[Task description]
Make an exact copy of the listing below.

□ □ □ □

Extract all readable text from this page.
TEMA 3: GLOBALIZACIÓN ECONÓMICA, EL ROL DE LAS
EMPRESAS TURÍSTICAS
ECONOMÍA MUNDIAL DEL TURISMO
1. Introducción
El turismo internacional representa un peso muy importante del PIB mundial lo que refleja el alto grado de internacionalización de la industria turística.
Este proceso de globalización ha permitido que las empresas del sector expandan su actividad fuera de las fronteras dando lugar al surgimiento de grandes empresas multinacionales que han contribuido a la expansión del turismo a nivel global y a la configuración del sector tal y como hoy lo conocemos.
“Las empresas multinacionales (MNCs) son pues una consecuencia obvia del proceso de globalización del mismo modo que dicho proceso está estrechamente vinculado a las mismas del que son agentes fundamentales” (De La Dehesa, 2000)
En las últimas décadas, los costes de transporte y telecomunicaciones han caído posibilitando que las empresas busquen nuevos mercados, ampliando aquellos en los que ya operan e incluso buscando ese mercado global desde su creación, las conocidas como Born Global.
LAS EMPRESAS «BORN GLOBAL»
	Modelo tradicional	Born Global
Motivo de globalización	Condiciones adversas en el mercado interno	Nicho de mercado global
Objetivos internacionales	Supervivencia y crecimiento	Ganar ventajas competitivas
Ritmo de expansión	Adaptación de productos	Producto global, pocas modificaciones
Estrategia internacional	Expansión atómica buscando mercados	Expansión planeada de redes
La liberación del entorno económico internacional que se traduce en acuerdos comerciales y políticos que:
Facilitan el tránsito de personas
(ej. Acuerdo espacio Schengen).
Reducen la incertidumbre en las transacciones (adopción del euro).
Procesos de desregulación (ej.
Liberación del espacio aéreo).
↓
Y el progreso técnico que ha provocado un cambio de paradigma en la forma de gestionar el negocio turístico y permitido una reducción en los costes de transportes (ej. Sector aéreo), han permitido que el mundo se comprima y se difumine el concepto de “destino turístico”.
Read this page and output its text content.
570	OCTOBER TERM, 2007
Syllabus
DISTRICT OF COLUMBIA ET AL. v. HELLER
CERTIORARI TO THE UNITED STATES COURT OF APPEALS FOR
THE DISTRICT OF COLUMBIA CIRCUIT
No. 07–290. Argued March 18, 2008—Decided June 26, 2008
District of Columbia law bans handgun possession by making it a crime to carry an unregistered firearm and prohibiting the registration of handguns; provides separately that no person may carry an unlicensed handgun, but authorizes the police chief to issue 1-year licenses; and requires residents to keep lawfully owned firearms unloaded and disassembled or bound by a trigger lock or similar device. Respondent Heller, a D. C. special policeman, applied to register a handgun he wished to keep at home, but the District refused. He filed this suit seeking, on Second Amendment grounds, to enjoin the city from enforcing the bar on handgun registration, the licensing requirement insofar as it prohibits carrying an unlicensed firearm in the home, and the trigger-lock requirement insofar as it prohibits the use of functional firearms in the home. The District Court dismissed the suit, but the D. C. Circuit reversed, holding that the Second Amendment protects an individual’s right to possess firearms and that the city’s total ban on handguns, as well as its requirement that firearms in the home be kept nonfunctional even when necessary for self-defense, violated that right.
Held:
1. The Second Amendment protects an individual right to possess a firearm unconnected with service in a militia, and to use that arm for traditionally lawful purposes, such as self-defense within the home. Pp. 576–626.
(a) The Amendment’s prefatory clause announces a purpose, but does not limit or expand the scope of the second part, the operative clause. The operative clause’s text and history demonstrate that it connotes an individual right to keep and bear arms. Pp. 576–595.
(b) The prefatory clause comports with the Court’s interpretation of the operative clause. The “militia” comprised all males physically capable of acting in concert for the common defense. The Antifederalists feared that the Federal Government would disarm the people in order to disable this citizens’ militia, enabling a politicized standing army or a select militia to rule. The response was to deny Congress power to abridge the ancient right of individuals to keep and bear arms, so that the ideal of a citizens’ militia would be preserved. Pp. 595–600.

□ □ □ □

[Solution to this exercise]
Extract all readable text from this page.
TEMA 3: GLOBALIZACIÓN ECONÓMICA, EL ROL DE LAS
EMPRESAS TURÍSTICAS
ECONOMÍA MUNDIAL DEL TURISMO
1. Introducción
El turismo internacional representa un peso muy importante del PIB mundial lo que refleja el alto grado de internacionalización de la industria turística.
Este proceso de globalización ha permitido que las empresas del sector expandan su actividad fuera de las fronteras dando lugar al surgimiento de grandes empresas multinacionales que han contribuido a la expansión del turismo a nivel global y a la configuración del sector tal y como hoy lo conocemos.
“Las empresas multinacionales (MNCs) son pues una consecuencia obvia del proceso de globalización del mismo modo que dicho proceso está estrechamente vinculado a las mismas del que son agentes fundamentales” (De La Dehesa, 2000)
En las últimas décadas, los costes de transporte y telecomunicaciones han caído posibilitando que las empresas busquen nuevos mercados, ampliando aquellos en los que ya operan e incluso buscando ese mercado global desde su creación, las conocidas como Born Global.
LAS EMPRESAS «BORN GLOBAL»
	Modelo tradicional	Born Global
Motivo de globalización	Condiciones adversas en el mercado interno	Nicho de mercado global
Objetivos internacionales	Supervivencia y crecimiento	Ganar ventajas competitivas
Ritmo de expansión	Adaptación de productos	Producto global, pocas modificaciones
Estrategia internacional	Expansión atómica buscando mercados	Expansión planeada de redes
La liberación del entorno económico internacional que se traduce en acuerdos comerciales y políticos que:
Facilitan el tránsito de personas
(ej. Acuerdo espacio Schengen).
Reducen la incertidumbre en las transacciones (adopción del euro).
Procesos de desregulación (ej.
Liberación del espacio aéreo).
↓
Y el progreso técnico que ha provocado un cambio de paradigma en la forma de gestionar el negocio turístico y permitido una reducción en los costes de transportes (ej. Sector aéreo), han permitido que el mundo se comprima y se difumine el concepto de “destino turístico”.
Read this page and output its text content.
570	OCTOBER TERM, 2007
Syllabus
DISTRICT OF COLUMBIA ET AL. v. HELLER
CERTIORARI TO THE UNITED STATES COURT OF APPEALS FOR
THE DISTRICT OF COLUMBIA CIRCUIT
No. 07–290. Argued March 18, 2008—Decided June 26, 2008
District of Columbia law bans handgun possession by making it a crime to carry an unregistered firearm and prohibiting the registration of handguns; provides separately that no person may carry an unlicensed handgun, but authorizes the police chief to issue 1-year licenses; and requires residents to keep lawfully owned firearms unloaded and disassembled or bound by a trigger lock or similar device. Respondent Heller, a D. C. special policeman, applied to register a handgun he wished to keep at home, but the District refused. He filed this suit seeking, on Second Amendment grounds, to enjoin the city from enforcing the bar on handgun registration, the licensing requirement insofar as it prohibits carrying an unlicensed firearm in the home, and the trigger-lock requirement insofar as it prohibits the use of functional firearms in the home. The District Court dismissed the suit, but the D. C. Circuit reversed, holding that the Second Amendment protects an individual’s right to possess firearms and that the city’s total ban on handguns, as well as its requirement that firearms in the home be kept nonfunctional even when necessary for self-defense, violated that right.
Held:
1. The Second Amendment protects an individual right to possess a firearm unconnected with service in a militia, and to use that arm for traditionally lawful purposes, such as self-defense within the home. Pp. 576–626.
(a) The Amendment’s prefatory clause announces a purpose, but does not limit or expand the scope of the second part, the operative clause. The operative clause’s text and history demonstrate that it connotes an individual right to keep and bear arms. Pp. 576–595.
(b) The prefatory clause comports with the Court’s interpretation of the operative clause. The “militia” comprised all males physically capable of acting in concert for the common defense. The Antifederalists feared that the Federal Government would disarm the people in order to disable this citizens’ militia, enabling a politicized standing army or a select militia to rule. The response was to deny Congress power to abridge the ancient right of individuals to keep and bear arms, so that the ideal of a citizens’ militia would be preserved. Pp. 595–600.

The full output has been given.